Data records:
>> Begin

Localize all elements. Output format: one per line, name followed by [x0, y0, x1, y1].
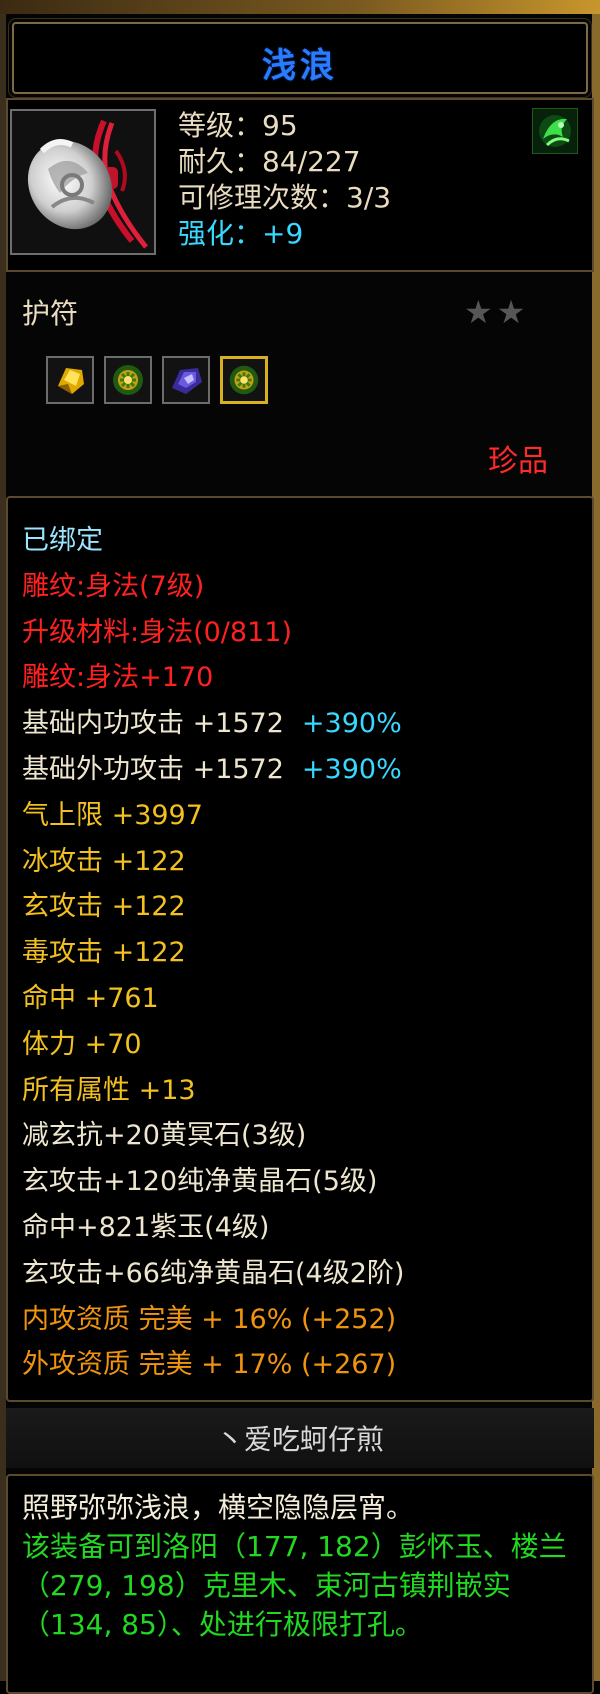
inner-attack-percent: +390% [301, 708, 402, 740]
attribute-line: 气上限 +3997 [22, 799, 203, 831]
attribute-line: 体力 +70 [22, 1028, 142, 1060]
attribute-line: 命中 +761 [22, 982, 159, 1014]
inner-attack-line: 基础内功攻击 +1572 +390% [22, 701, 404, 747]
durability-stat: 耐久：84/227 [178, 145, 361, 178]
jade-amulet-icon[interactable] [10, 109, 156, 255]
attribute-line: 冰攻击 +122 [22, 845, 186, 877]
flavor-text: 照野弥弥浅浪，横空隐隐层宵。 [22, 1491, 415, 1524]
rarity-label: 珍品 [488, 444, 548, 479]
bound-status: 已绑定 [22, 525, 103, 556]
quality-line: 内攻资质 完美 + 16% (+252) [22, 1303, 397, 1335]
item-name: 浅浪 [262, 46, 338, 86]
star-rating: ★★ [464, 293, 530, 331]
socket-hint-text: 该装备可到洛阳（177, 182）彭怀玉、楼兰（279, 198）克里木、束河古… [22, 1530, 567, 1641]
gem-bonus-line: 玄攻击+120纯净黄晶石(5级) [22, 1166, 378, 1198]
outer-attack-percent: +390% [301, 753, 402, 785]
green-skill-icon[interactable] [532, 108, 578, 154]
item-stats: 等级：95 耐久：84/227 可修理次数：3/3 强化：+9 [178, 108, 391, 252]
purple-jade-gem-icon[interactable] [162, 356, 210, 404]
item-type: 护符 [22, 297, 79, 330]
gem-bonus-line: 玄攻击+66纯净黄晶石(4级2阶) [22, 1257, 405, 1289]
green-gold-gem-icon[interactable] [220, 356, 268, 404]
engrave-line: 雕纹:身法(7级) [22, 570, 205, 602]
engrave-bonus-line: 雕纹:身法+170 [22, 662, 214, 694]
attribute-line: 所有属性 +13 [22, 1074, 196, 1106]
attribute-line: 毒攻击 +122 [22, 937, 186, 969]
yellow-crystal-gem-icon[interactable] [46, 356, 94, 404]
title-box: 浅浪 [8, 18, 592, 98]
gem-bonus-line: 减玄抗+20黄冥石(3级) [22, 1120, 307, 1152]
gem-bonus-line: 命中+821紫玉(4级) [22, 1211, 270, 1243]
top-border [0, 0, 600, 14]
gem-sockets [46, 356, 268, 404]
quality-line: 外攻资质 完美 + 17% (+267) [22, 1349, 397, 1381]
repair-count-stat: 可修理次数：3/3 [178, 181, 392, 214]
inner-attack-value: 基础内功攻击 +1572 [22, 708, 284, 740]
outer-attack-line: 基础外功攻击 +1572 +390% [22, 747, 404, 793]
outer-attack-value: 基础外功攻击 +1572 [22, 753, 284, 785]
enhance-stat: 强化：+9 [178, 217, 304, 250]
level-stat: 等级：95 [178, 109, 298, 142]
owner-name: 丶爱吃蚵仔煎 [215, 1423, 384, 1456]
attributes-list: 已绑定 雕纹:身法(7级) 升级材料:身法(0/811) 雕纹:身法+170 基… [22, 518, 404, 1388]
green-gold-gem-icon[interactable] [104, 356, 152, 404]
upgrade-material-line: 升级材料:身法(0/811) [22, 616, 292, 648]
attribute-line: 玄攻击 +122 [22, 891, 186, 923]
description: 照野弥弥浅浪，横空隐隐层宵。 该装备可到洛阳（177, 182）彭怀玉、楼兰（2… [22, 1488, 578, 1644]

>> End
>> Begin

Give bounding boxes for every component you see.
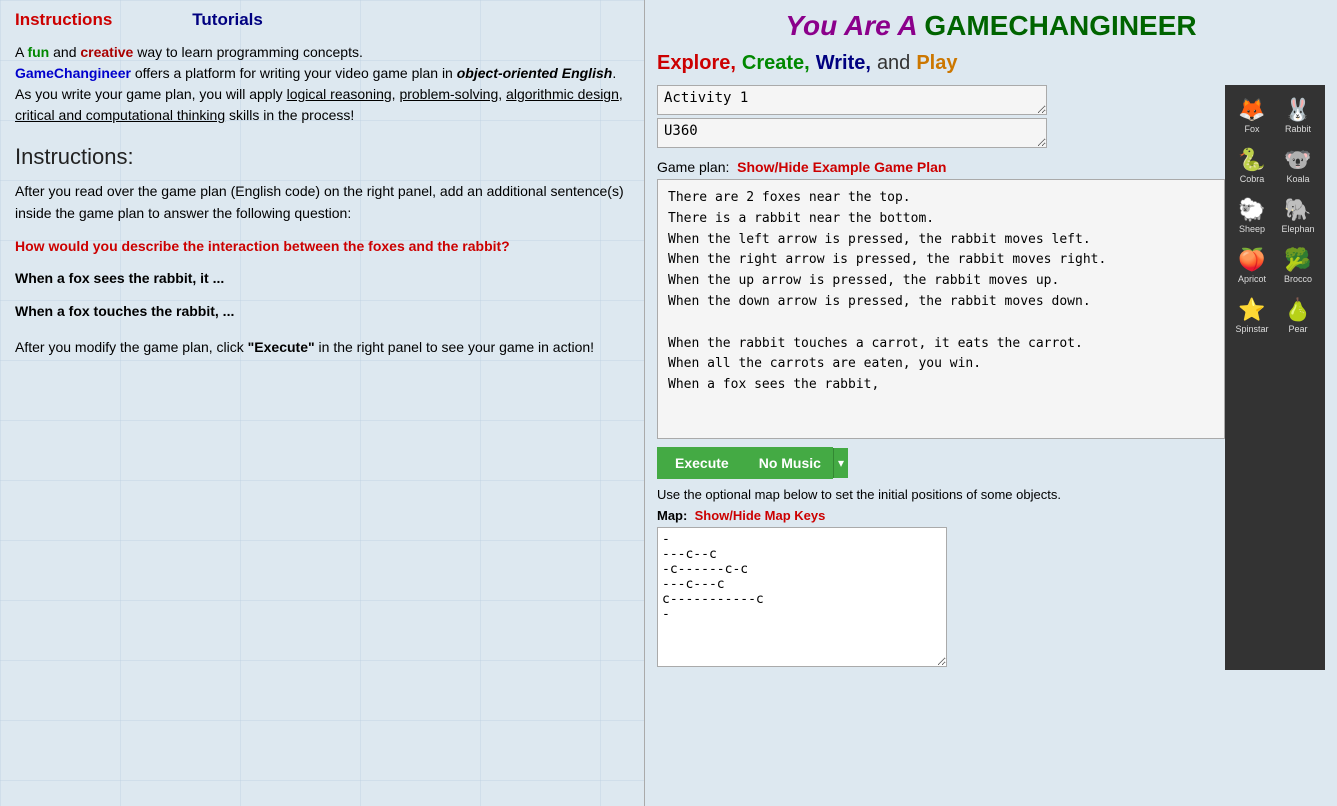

>> End

Instructions for the task:
Rewrite the data from the line containing "Localize all elements." up to and including the line containing "inner-attack-line: 基础内功攻击 +1572", changing every "attribute-line" to "stat-line" and keeping everything else the same. Omit the picture from your answer.

Correct output:
Localize all elements. Output format: one per line, name followed by [x0, y0, x1, y1].
inner-attack-percent: +390% [301, 708, 402, 740]
stat-line: 气上限 +3997 [22, 799, 203, 831]
stat-line: 体力 +70 [22, 1028, 142, 1060]
stat-line: 命中 +761 [22, 982, 159, 1014]
inner-attack-line: 基础内功攻击 +1572 +390% [22, 701, 404, 747]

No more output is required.